- _TASK TO COMPLETE_
Restate the data word for word and leave the images out.

- _ENTRIES SHOWN_
>> Begin

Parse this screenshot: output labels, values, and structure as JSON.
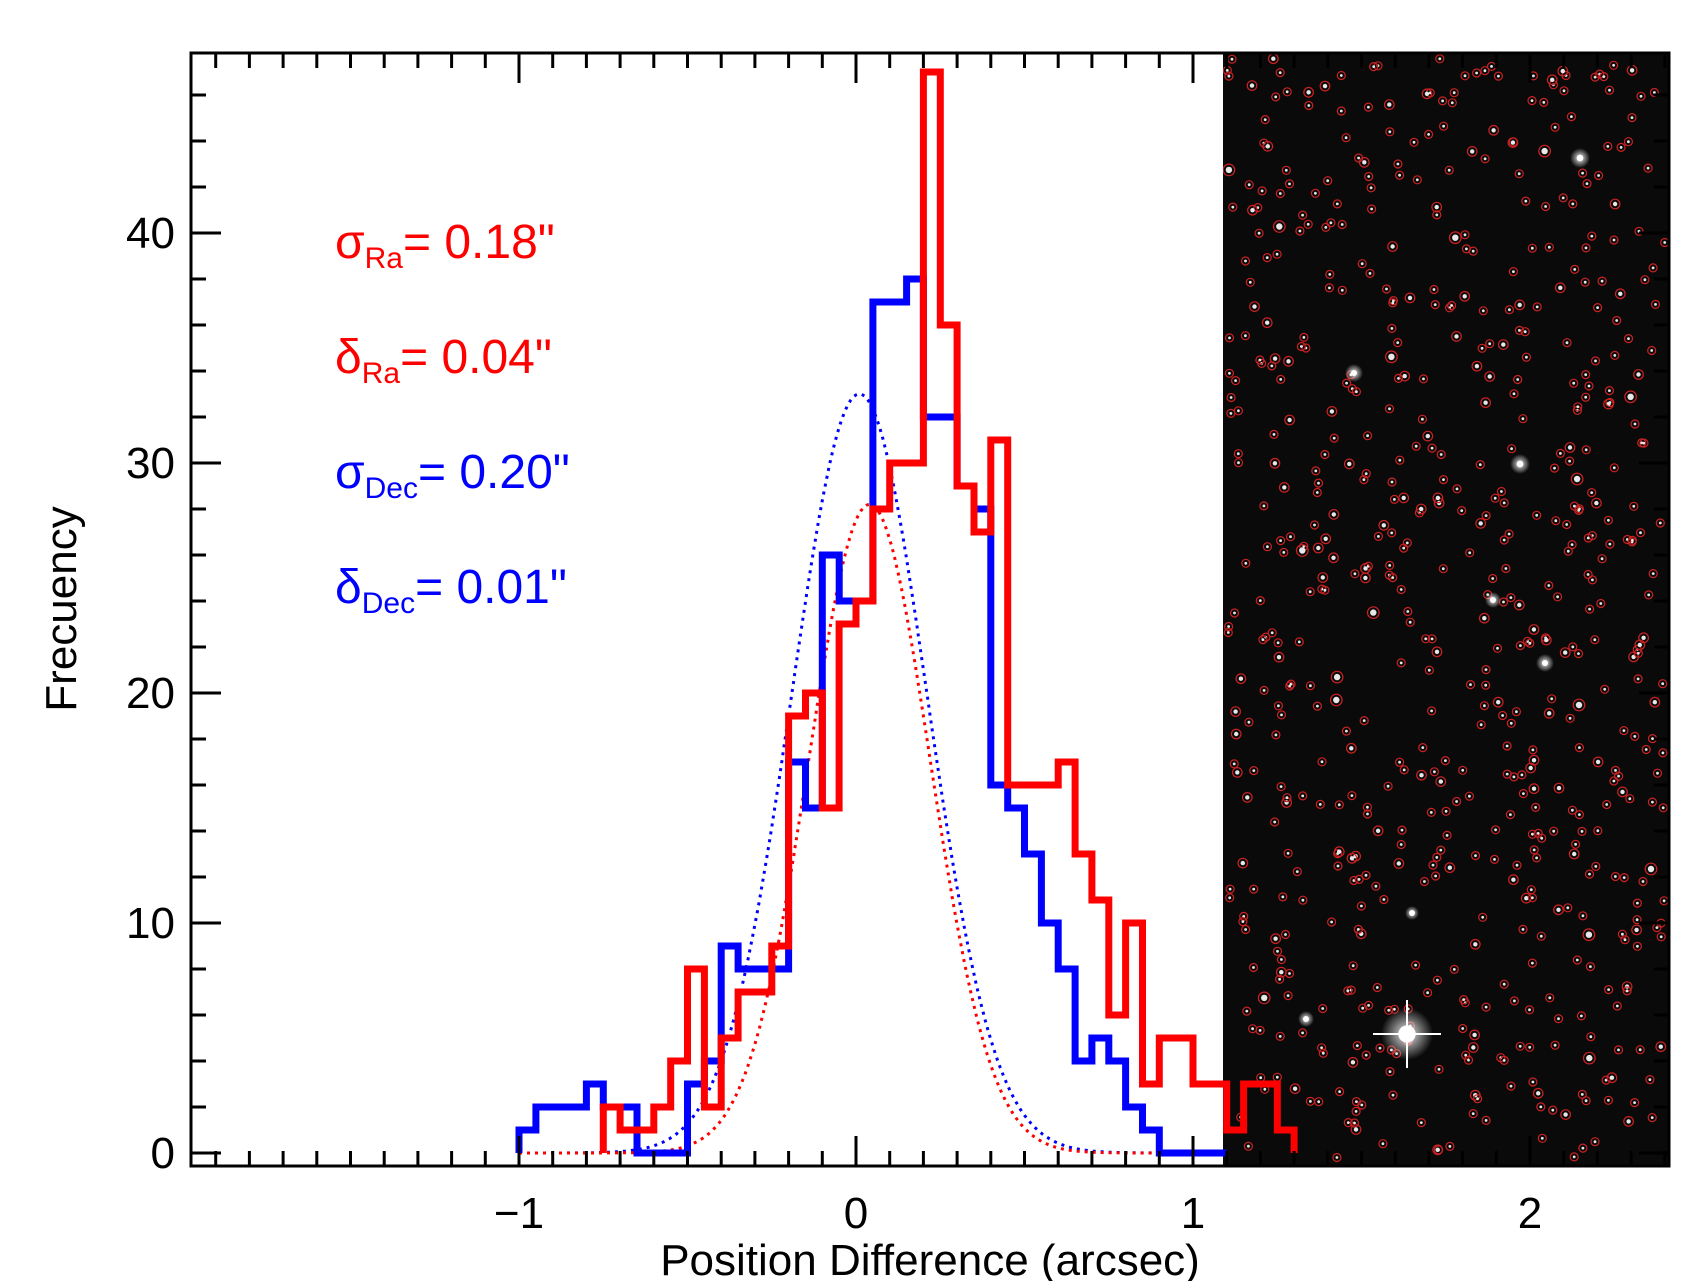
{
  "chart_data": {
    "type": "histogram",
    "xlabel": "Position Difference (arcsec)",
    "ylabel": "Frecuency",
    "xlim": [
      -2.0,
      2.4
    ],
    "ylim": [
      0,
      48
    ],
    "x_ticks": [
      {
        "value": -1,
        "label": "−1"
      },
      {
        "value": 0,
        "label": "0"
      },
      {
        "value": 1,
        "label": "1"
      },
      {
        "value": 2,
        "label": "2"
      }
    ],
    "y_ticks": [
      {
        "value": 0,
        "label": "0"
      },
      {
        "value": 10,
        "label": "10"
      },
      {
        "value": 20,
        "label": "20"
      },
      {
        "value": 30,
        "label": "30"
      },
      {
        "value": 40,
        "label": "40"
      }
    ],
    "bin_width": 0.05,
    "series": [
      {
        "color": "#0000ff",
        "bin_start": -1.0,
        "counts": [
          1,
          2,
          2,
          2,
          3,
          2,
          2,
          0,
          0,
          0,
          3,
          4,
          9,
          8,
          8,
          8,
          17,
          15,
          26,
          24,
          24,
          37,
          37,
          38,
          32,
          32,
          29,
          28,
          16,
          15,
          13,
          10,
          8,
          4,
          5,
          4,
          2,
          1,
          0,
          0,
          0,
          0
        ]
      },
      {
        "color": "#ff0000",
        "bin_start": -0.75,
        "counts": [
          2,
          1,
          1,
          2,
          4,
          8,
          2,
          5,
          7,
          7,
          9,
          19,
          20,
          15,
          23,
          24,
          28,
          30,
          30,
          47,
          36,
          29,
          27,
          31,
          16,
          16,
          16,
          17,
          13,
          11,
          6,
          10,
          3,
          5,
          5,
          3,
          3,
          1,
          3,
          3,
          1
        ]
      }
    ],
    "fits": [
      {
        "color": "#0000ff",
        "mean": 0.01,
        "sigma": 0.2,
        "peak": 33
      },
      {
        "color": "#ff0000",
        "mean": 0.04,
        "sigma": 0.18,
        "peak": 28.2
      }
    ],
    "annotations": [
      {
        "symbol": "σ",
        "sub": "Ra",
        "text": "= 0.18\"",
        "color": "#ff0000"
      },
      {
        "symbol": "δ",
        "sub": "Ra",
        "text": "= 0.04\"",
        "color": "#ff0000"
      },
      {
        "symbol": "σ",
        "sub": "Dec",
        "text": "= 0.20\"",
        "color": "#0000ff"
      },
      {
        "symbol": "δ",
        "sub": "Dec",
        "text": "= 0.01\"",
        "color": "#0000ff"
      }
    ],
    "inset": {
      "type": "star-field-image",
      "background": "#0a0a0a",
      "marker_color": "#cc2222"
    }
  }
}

>> End

- _REPLY_
Parse this screenshot: output labels, values, and structure as JSON.
{
  "chart_data": {
    "type": "histogram",
    "xlabel": "Position Difference (arcsec)",
    "ylabel": "Frecuency",
    "xlim": [
      -2.0,
      2.4
    ],
    "ylim": [
      0,
      48
    ],
    "x_ticks": [
      {
        "value": -1,
        "label": "−1"
      },
      {
        "value": 0,
        "label": "0"
      },
      {
        "value": 1,
        "label": "1"
      },
      {
        "value": 2,
        "label": "2"
      }
    ],
    "y_ticks": [
      {
        "value": 0,
        "label": "0"
      },
      {
        "value": 10,
        "label": "10"
      },
      {
        "value": 20,
        "label": "20"
      },
      {
        "value": 30,
        "label": "30"
      },
      {
        "value": 40,
        "label": "40"
      }
    ],
    "bin_width": 0.05,
    "series": [
      {
        "color": "#0000ff",
        "bin_start": -1.0,
        "counts": [
          1,
          2,
          2,
          2,
          3,
          2,
          2,
          0,
          0,
          0,
          3,
          4,
          9,
          8,
          8,
          8,
          17,
          15,
          26,
          24,
          24,
          37,
          37,
          38,
          32,
          32,
          29,
          28,
          16,
          15,
          13,
          10,
          8,
          4,
          5,
          4,
          2,
          1,
          0,
          0,
          0,
          0
        ]
      },
      {
        "color": "#ff0000",
        "bin_start": -0.75,
        "counts": [
          2,
          1,
          1,
          2,
          4,
          8,
          2,
          5,
          7,
          7,
          9,
          19,
          20,
          15,
          23,
          24,
          28,
          30,
          30,
          47,
          36,
          29,
          27,
          31,
          16,
          16,
          16,
          17,
          13,
          11,
          6,
          10,
          3,
          5,
          5,
          3,
          3,
          1,
          3,
          3,
          1
        ]
      }
    ],
    "fits": [
      {
        "color": "#0000ff",
        "mean": 0.01,
        "sigma": 0.2,
        "peak": 33
      },
      {
        "color": "#ff0000",
        "mean": 0.04,
        "sigma": 0.18,
        "peak": 28.2
      }
    ],
    "annotations": [
      {
        "symbol": "σ",
        "sub": "Ra",
        "text": "= 0.18\"",
        "color": "#ff0000"
      },
      {
        "symbol": "δ",
        "sub": "Ra",
        "text": "= 0.04\"",
        "color": "#ff0000"
      },
      {
        "symbol": "σ",
        "sub": "Dec",
        "text": "= 0.20\"",
        "color": "#0000ff"
      },
      {
        "symbol": "δ",
        "sub": "Dec",
        "text": "= 0.01\"",
        "color": "#0000ff"
      }
    ],
    "inset": {
      "type": "star-field-image",
      "background": "#0a0a0a",
      "marker_color": "#cc2222"
    }
  }
}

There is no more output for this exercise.